Once they were in the desert, Richard brought Lee out of the RV and had his gun.

Defendant escorted Peggy out. He untied her to be next to her husband and “laid them down.” Richard told Peggy to wait 10 minutes before she got up to leave to give them time to get away. He turned to leave and heard a shot. Then he turned around and Richard had a flashlight and was looking at Peggy and shot her again. Defendant said he did not know what to do and just left. He did not try to stop what was going on because he did not have a gun and had just witnessed Richard kill someone in cold blood.

Defendant claimed he did not want to be there in the first place, things had escalated, it was supposed to be a burglary and kept snowballing. He wanted the night to be over.

On cross-examination, defendant testified the plan was that they would all have guns, and he knew he would have contact with the Williamses, and that he would have to

force them to the floor at gunpoint. He denied tying anyone up, but admitted that in the joint interview that they said they tied them up together. He explained that “at the end of the day, I couldn’t.” He testified he did not know Richard would be violent. When he decided to commit the robbery, they were going to tie them up and leave them in the house, take their belongings and leave. He did not intend for them to be harmed or kidnapped, and has lived with the shame of his actions for 32 years.

========================================

**Directions for this task:**
Copy out the testimony excerpt above word for word, in full.

========================================

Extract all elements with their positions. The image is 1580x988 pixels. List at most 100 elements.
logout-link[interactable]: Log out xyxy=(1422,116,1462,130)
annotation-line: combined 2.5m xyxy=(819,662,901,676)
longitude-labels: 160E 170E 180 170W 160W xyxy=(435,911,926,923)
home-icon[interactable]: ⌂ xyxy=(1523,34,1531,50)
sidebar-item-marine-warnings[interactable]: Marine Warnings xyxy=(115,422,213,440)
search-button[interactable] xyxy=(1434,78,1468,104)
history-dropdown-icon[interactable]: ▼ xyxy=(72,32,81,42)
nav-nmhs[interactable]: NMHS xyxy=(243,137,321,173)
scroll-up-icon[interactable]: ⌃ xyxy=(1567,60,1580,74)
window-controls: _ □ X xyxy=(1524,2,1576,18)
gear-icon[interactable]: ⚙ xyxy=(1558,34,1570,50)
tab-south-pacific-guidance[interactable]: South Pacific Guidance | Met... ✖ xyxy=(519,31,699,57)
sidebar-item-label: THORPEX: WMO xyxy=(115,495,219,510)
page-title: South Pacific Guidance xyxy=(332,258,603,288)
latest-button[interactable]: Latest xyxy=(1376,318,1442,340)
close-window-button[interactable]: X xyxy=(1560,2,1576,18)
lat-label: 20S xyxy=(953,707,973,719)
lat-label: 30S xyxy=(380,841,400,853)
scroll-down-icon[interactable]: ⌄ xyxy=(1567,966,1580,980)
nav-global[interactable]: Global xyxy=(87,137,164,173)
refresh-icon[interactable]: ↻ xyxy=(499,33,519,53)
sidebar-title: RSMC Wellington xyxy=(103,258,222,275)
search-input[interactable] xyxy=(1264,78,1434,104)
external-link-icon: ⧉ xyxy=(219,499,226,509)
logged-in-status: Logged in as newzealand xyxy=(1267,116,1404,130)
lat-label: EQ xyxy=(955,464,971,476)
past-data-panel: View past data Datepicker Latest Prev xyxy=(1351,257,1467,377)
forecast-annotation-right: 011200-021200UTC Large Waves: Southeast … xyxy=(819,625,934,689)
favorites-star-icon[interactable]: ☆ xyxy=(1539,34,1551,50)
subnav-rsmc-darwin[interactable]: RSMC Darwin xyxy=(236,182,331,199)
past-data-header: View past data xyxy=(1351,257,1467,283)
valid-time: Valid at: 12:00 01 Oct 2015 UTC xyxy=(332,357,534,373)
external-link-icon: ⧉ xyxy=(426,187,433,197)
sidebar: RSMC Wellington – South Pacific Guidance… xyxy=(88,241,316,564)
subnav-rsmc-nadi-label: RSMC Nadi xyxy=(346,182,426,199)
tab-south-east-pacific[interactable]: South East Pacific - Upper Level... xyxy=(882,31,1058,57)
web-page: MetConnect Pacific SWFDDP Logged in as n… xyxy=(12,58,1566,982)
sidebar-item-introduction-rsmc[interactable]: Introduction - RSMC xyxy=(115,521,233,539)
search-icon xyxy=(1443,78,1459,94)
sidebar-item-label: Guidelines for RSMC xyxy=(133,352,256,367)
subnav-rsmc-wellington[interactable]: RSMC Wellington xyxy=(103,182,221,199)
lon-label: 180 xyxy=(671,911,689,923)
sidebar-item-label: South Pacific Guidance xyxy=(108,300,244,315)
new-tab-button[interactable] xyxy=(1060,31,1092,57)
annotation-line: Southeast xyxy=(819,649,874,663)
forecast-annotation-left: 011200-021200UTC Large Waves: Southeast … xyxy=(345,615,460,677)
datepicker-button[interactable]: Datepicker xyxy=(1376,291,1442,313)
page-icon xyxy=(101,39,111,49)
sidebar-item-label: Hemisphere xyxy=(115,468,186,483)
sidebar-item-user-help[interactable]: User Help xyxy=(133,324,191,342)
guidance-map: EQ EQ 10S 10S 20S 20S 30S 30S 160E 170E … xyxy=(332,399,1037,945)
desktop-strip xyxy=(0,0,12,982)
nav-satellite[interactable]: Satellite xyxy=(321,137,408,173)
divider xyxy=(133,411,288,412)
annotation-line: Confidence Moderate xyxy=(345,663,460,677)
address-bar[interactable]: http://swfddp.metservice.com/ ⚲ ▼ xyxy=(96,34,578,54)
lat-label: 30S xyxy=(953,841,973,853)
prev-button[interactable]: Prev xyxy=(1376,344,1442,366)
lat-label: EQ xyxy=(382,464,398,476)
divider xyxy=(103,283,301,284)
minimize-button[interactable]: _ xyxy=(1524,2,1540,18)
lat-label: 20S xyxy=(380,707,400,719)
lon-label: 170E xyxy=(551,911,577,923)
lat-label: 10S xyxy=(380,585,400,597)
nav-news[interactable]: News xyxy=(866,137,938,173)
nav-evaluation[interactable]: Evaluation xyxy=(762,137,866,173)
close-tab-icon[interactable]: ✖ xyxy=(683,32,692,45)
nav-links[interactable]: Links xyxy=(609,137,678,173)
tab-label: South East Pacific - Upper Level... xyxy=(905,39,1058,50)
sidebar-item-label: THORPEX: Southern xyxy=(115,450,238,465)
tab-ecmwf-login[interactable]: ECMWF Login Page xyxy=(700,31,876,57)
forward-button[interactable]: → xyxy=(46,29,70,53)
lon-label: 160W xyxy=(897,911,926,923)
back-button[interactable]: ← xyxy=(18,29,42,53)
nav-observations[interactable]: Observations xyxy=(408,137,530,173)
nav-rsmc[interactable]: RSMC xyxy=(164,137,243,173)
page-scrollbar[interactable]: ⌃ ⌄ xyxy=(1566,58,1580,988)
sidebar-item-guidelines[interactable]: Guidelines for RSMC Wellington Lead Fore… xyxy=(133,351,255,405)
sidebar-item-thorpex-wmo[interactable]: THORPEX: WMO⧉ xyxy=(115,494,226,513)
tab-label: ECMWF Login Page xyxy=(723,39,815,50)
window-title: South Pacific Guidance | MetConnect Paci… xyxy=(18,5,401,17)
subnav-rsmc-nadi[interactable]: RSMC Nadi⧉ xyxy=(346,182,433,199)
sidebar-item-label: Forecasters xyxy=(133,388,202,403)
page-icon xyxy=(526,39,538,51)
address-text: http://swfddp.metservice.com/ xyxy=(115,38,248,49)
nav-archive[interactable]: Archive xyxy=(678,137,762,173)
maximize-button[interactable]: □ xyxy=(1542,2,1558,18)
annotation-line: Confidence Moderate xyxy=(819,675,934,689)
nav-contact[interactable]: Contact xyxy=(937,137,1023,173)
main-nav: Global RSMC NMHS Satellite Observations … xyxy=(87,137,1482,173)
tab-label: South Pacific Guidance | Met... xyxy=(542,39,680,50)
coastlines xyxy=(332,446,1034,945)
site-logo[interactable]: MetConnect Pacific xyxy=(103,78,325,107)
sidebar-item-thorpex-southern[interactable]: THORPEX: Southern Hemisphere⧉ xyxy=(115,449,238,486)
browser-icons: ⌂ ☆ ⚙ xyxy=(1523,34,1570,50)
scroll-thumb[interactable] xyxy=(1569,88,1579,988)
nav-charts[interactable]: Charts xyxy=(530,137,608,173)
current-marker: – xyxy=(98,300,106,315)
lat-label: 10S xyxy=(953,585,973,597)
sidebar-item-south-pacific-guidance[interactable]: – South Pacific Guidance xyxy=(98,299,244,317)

========================================

**Your solution:**
Once they were in the desert, Richard brought Lee out of the RV and had his gun.

Defendant escorted Peggy out. He untied her to be next to her husband and “laid them down.” Richard told Peggy to wait 10 minutes before she got up to leave to give them time to get away. He turned to leave and heard a shot. Then he turned around and Richard had a flashlight and was looking at Peggy and shot her again. Defendant said he did not know what to do and just left. He did not try to stop what was going on because he did not have a gun and had just witnessed Richard kill someone in cold blood.

Defendant claimed he did not want to be there in the first place, things had escalated, it was supposed to be a burglary and kept snowballing. He wanted the night to be over.

On cross-examination, defendant testified the plan was that they would all have guns, and he knew he would have contact with the Williamses, and that he would have to

force them to the floor at gunpoint. He denied tying anyone up, but admitted that in the joint interview that they said they tied them up together. He explained that “at the end of the day, I couldn’t.” He testified he did not know Richard would be violent. When he decided to commit the robbery, they were going to tie them up and leave them in the house, take their belongings and leave. He did not intend for them to be harmed or kidnapped, and has lived with the shame of his actions for 32 years.